--- GIVEN EXERCISE ---
Pictures within the data are to be left out; everything else must be reproduced exactly.

-- start of RECORDED DATA --

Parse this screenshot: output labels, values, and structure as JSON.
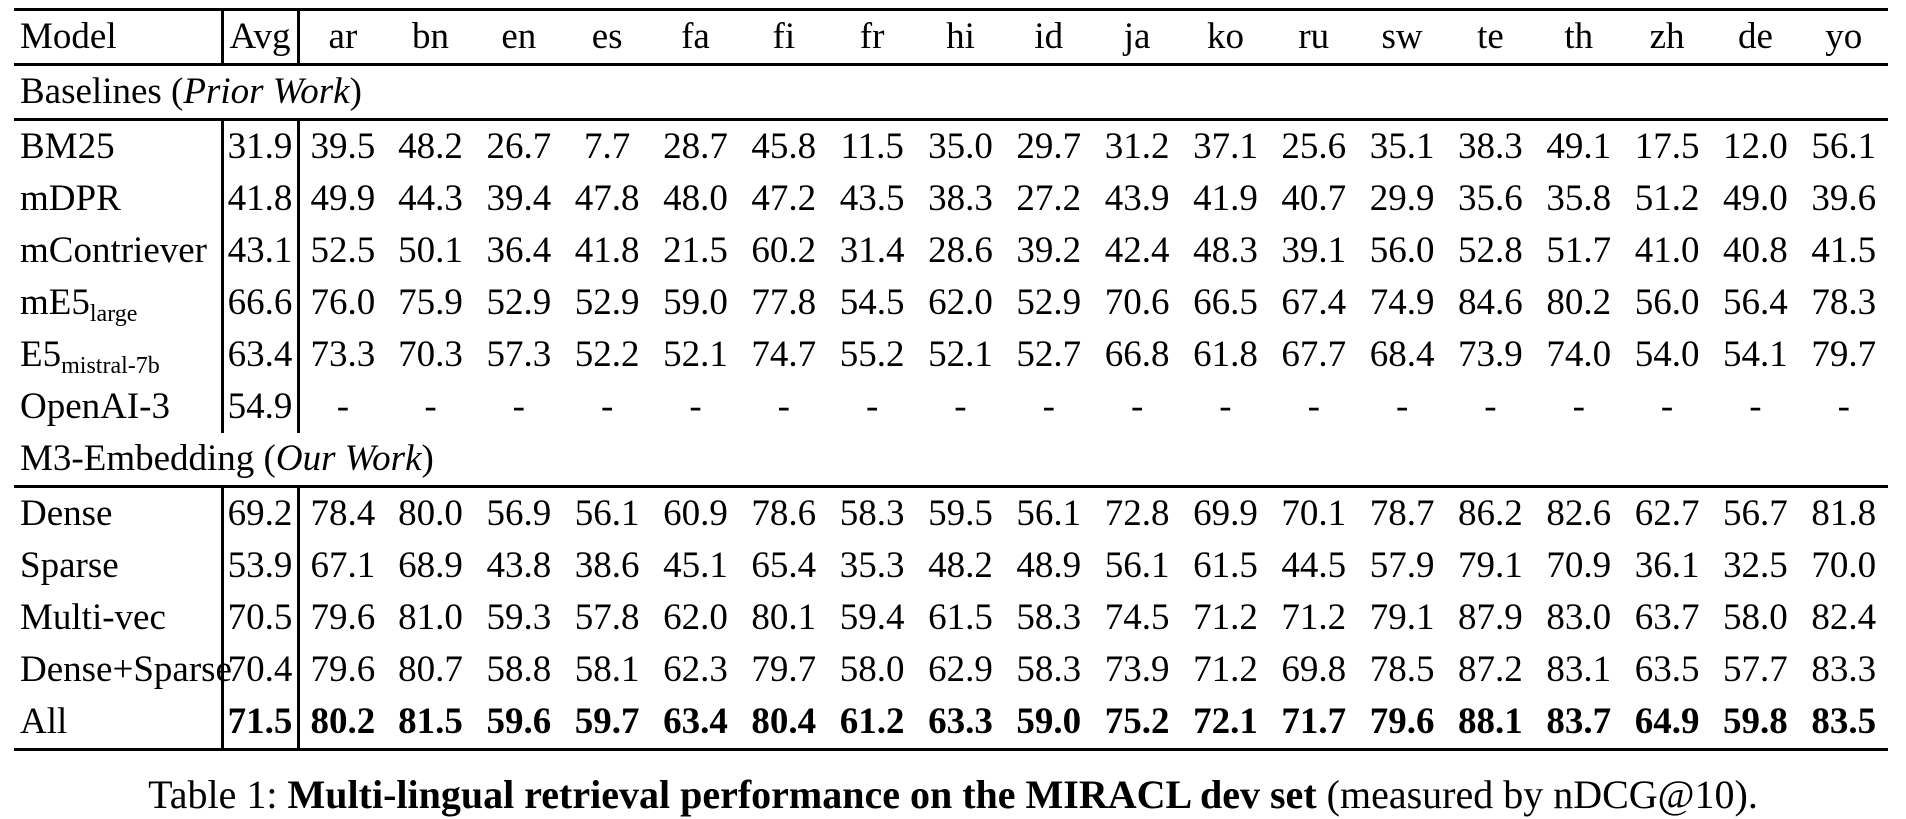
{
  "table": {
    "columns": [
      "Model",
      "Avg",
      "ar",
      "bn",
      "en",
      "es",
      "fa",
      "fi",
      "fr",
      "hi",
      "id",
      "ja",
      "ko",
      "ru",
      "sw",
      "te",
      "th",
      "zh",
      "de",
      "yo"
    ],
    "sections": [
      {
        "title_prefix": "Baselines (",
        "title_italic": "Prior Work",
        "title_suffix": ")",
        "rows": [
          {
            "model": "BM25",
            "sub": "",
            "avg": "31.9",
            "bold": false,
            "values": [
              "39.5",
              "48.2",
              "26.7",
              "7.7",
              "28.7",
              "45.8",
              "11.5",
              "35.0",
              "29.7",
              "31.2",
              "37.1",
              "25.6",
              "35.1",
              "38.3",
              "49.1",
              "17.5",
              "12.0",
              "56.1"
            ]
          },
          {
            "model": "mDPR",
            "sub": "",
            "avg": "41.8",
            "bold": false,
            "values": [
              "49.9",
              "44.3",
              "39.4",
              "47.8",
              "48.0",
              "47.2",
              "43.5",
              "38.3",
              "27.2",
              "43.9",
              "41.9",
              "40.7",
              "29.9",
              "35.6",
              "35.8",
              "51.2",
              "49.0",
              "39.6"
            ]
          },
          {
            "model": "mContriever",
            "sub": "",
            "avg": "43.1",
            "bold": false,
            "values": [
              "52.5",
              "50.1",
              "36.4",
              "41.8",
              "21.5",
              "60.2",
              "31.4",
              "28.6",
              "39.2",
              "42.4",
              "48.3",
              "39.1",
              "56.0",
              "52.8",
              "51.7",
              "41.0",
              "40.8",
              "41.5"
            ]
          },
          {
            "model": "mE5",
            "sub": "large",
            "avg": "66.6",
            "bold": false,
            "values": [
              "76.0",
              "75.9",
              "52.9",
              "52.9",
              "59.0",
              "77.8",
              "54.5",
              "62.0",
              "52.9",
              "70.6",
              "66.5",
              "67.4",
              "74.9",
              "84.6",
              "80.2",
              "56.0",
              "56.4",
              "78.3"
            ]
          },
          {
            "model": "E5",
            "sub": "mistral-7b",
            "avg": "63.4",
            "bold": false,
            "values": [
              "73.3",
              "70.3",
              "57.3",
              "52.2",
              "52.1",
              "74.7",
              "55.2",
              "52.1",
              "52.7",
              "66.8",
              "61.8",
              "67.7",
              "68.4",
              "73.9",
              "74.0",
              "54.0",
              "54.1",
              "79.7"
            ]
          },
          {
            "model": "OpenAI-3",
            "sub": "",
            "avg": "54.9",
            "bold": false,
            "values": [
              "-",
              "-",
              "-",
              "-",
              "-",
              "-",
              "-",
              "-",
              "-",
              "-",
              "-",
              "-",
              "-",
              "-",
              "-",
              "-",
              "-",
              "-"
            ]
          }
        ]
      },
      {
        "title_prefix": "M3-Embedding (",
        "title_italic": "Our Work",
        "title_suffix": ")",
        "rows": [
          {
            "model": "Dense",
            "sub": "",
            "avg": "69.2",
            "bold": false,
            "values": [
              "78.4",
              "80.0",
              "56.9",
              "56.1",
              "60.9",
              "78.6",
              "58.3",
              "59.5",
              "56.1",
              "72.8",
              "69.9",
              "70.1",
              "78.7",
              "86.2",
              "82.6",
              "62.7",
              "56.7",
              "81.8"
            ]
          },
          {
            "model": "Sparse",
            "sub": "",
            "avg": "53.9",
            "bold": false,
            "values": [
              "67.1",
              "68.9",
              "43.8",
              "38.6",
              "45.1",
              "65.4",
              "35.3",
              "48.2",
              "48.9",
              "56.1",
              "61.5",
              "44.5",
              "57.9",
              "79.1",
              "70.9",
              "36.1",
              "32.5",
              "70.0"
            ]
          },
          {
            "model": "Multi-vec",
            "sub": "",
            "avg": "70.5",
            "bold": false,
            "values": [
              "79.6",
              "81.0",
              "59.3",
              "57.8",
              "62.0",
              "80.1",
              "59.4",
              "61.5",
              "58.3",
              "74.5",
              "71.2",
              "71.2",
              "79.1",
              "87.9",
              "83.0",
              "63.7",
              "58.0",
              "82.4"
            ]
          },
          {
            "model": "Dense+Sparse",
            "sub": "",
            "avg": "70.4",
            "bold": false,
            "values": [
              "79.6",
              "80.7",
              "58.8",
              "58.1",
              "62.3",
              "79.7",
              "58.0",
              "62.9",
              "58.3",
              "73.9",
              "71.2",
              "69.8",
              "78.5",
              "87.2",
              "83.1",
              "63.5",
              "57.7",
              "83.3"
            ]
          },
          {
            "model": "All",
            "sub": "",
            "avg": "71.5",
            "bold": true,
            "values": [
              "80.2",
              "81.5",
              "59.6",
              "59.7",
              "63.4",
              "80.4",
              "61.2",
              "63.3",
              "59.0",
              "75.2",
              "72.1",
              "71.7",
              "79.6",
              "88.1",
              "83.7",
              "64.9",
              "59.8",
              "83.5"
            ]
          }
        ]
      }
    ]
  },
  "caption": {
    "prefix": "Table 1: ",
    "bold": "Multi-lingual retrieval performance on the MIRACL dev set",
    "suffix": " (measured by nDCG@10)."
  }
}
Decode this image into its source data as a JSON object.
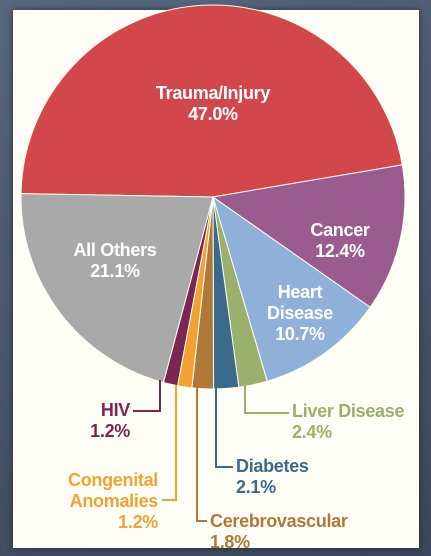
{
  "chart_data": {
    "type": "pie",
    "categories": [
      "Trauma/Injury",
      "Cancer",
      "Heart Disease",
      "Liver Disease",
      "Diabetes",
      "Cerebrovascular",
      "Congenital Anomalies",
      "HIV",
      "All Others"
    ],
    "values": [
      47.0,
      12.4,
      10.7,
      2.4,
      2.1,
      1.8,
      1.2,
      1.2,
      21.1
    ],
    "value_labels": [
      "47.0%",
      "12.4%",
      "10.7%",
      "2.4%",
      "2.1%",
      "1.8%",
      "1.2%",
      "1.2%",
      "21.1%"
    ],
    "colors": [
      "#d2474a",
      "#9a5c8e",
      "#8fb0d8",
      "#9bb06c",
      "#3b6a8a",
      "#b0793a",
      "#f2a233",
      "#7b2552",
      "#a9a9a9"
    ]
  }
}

-- end of RECORDED DATA --

--- TASK RESULT ---
Parse this screenshot: output labels, values, and structure as JSON.
{
  "table": {
    "columns": [
      "Model",
      "Avg",
      "ar",
      "bn",
      "en",
      "es",
      "fa",
      "fi",
      "fr",
      "hi",
      "id",
      "ja",
      "ko",
      "ru",
      "sw",
      "te",
      "th",
      "zh",
      "de",
      "yo"
    ],
    "sections": [
      {
        "title_prefix": "Baselines (",
        "title_italic": "Prior Work",
        "title_suffix": ")",
        "rows": [
          {
            "model": "BM25",
            "sub": "",
            "avg": "31.9",
            "bold": false,
            "values": [
              "39.5",
              "48.2",
              "26.7",
              "7.7",
              "28.7",
              "45.8",
              "11.5",
              "35.0",
              "29.7",
              "31.2",
              "37.1",
              "25.6",
              "35.1",
              "38.3",
              "49.1",
              "17.5",
              "12.0",
              "56.1"
            ]
          },
          {
            "model": "mDPR",
            "sub": "",
            "avg": "41.8",
            "bold": false,
            "values": [
              "49.9",
              "44.3",
              "39.4",
              "47.8",
              "48.0",
              "47.2",
              "43.5",
              "38.3",
              "27.2",
              "43.9",
              "41.9",
              "40.7",
              "29.9",
              "35.6",
              "35.8",
              "51.2",
              "49.0",
              "39.6"
            ]
          },
          {
            "model": "mContriever",
            "sub": "",
            "avg": "43.1",
            "bold": false,
            "values": [
              "52.5",
              "50.1",
              "36.4",
              "41.8",
              "21.5",
              "60.2",
              "31.4",
              "28.6",
              "39.2",
              "42.4",
              "48.3",
              "39.1",
              "56.0",
              "52.8",
              "51.7",
              "41.0",
              "40.8",
              "41.5"
            ]
          },
          {
            "model": "mE5",
            "sub": "large",
            "avg": "66.6",
            "bold": false,
            "values": [
              "76.0",
              "75.9",
              "52.9",
              "52.9",
              "59.0",
              "77.8",
              "54.5",
              "62.0",
              "52.9",
              "70.6",
              "66.5",
              "67.4",
              "74.9",
              "84.6",
              "80.2",
              "56.0",
              "56.4",
              "78.3"
            ]
          },
          {
            "model": "E5",
            "sub": "mistral-7b",
            "avg": "63.4",
            "bold": false,
            "values": [
              "73.3",
              "70.3",
              "57.3",
              "52.2",
              "52.1",
              "74.7",
              "55.2",
              "52.1",
              "52.7",
              "66.8",
              "61.8",
              "67.7",
              "68.4",
              "73.9",
              "74.0",
              "54.0",
              "54.1",
              "79.7"
            ]
          },
          {
            "model": "OpenAI-3",
            "sub": "",
            "avg": "54.9",
            "bold": false,
            "values": [
              "-",
              "-",
              "-",
              "-",
              "-",
              "-",
              "-",
              "-",
              "-",
              "-",
              "-",
              "-",
              "-",
              "-",
              "-",
              "-",
              "-",
              "-"
            ]
          }
        ]
      },
      {
        "title_prefix": "M3-Embedding (",
        "title_italic": "Our Work",
        "title_suffix": ")",
        "rows": [
          {
            "model": "Dense",
            "sub": "",
            "avg": "69.2",
            "bold": false,
            "values": [
              "78.4",
              "80.0",
              "56.9",
              "56.1",
              "60.9",
              "78.6",
              "58.3",
              "59.5",
              "56.1",
              "72.8",
              "69.9",
              "70.1",
              "78.7",
              "86.2",
              "82.6",
              "62.7",
              "56.7",
              "81.8"
            ]
          },
          {
            "model": "Sparse",
            "sub": "",
            "avg": "53.9",
            "bold": false,
            "values": [
              "67.1",
              "68.9",
              "43.8",
              "38.6",
              "45.1",
              "65.4",
              "35.3",
              "48.2",
              "48.9",
              "56.1",
              "61.5",
              "44.5",
              "57.9",
              "79.1",
              "70.9",
              "36.1",
              "32.5",
              "70.0"
            ]
          },
          {
            "model": "Multi-vec",
            "sub": "",
            "avg": "70.5",
            "bold": false,
            "values": [
              "79.6",
              "81.0",
              "59.3",
              "57.8",
              "62.0",
              "80.1",
              "59.4",
              "61.5",
              "58.3",
              "74.5",
              "71.2",
              "71.2",
              "79.1",
              "87.9",
              "83.0",
              "63.7",
              "58.0",
              "82.4"
            ]
          },
          {
            "model": "Dense+Sparse",
            "sub": "",
            "avg": "70.4",
            "bold": false,
            "values": [
              "79.6",
              "80.7",
              "58.8",
              "58.1",
              "62.3",
              "79.7",
              "58.0",
              "62.9",
              "58.3",
              "73.9",
              "71.2",
              "69.8",
              "78.5",
              "87.2",
              "83.1",
              "63.5",
              "57.7",
              "83.3"
            ]
          },
          {
            "model": "All",
            "sub": "",
            "avg": "71.5",
            "bold": true,
            "values": [
              "80.2",
              "81.5",
              "59.6",
              "59.7",
              "63.4",
              "80.4",
              "61.2",
              "63.3",
              "59.0",
              "75.2",
              "72.1",
              "71.7",
              "79.6",
              "88.1",
              "83.7",
              "64.9",
              "59.8",
              "83.5"
            ]
          }
        ]
      }
    ]
  },
  "caption": {
    "prefix": "Table 1: ",
    "bold": "Multi-lingual retrieval performance on the MIRACL dev set",
    "suffix": " (measured by nDCG@10)."
  }
}
Decode this image into its source data as a JSON object.
{
  "chart_data": {
    "type": "pie",
    "categories": [
      "Trauma/Injury",
      "Cancer",
      "Heart Disease",
      "Liver Disease",
      "Diabetes",
      "Cerebrovascular",
      "Congenital Anomalies",
      "HIV",
      "All Others"
    ],
    "values": [
      47.0,
      12.4,
      10.7,
      2.4,
      2.1,
      1.8,
      1.2,
      1.2,
      21.1
    ],
    "value_labels": [
      "47.0%",
      "12.4%",
      "10.7%",
      "2.4%",
      "2.1%",
      "1.8%",
      "1.2%",
      "1.2%",
      "21.1%"
    ],
    "colors": [
      "#d2474a",
      "#9a5c8e",
      "#8fb0d8",
      "#9bb06c",
      "#3b6a8a",
      "#b0793a",
      "#f2a233",
      "#7b2552",
      "#a9a9a9"
    ]
  }
}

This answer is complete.